_Directive:_
Tally the lines holding "name" and state only that figure.

_Entries supplied:_
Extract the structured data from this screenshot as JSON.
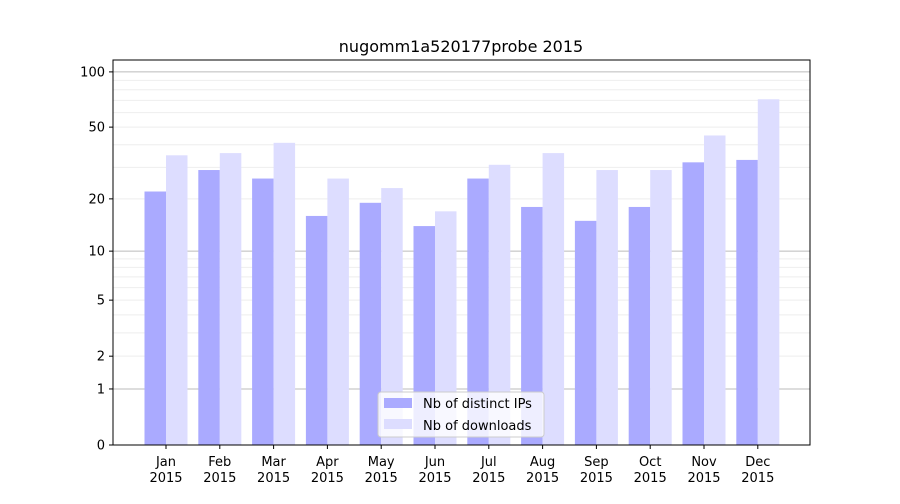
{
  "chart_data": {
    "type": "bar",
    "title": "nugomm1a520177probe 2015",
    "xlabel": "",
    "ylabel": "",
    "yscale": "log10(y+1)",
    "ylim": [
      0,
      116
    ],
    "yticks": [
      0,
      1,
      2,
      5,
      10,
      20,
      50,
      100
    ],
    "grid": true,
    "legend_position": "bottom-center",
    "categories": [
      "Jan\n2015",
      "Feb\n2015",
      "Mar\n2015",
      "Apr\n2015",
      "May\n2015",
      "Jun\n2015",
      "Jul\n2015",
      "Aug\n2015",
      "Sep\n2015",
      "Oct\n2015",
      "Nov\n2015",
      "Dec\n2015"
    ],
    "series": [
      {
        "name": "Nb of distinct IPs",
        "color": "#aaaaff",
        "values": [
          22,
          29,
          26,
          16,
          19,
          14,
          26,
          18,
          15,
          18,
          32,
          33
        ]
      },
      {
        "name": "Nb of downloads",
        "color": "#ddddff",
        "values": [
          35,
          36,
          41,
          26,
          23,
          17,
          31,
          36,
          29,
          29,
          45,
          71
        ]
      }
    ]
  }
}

--

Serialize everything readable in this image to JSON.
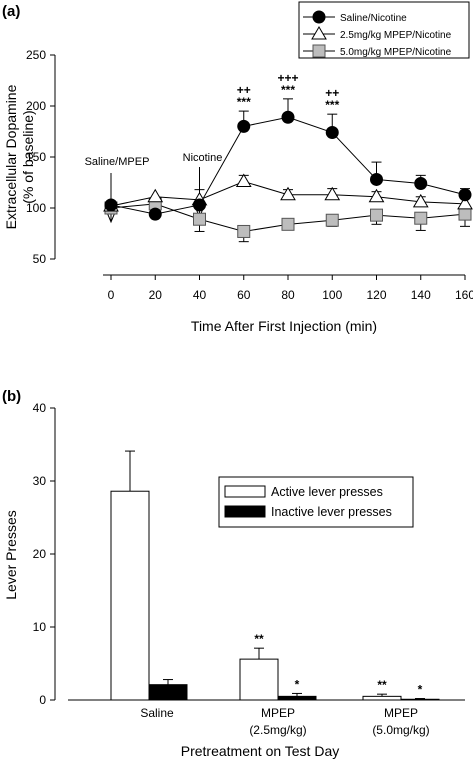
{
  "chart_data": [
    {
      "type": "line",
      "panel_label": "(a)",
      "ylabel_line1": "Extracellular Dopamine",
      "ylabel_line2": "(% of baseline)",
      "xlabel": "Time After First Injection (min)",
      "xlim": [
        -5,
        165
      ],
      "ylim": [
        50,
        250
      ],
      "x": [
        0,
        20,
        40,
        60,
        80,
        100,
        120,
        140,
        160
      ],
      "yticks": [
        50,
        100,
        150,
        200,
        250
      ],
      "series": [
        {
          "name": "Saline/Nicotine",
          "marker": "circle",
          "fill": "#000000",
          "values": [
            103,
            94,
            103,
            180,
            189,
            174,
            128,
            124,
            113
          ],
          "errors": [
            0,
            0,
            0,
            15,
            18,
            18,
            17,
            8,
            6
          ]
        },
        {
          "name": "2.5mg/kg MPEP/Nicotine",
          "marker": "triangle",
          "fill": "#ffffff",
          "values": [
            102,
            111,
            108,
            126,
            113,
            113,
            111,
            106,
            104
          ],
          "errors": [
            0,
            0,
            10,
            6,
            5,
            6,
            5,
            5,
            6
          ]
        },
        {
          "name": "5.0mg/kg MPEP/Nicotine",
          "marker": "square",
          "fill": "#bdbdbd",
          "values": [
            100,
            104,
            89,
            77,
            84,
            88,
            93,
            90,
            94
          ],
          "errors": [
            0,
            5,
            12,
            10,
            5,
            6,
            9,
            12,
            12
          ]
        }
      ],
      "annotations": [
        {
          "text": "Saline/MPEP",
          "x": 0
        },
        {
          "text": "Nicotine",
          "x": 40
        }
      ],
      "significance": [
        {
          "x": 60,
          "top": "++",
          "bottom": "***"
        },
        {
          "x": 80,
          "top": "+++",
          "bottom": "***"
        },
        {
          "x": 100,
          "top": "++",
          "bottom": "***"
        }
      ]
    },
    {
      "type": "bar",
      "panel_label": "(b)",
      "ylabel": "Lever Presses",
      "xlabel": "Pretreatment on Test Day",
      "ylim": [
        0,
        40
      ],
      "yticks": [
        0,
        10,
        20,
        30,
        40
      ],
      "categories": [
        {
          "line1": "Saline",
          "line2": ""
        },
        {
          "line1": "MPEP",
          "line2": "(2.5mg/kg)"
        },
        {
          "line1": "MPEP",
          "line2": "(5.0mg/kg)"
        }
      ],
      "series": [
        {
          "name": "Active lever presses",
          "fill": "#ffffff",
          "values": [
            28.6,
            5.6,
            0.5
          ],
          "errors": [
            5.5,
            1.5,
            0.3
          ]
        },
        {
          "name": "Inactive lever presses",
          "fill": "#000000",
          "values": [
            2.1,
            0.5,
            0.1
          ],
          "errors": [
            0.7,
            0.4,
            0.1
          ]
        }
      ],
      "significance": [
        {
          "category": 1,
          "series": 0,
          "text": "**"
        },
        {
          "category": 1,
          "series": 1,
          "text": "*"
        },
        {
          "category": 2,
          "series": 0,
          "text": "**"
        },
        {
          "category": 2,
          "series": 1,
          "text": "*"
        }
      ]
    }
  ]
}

_Written solution:_
7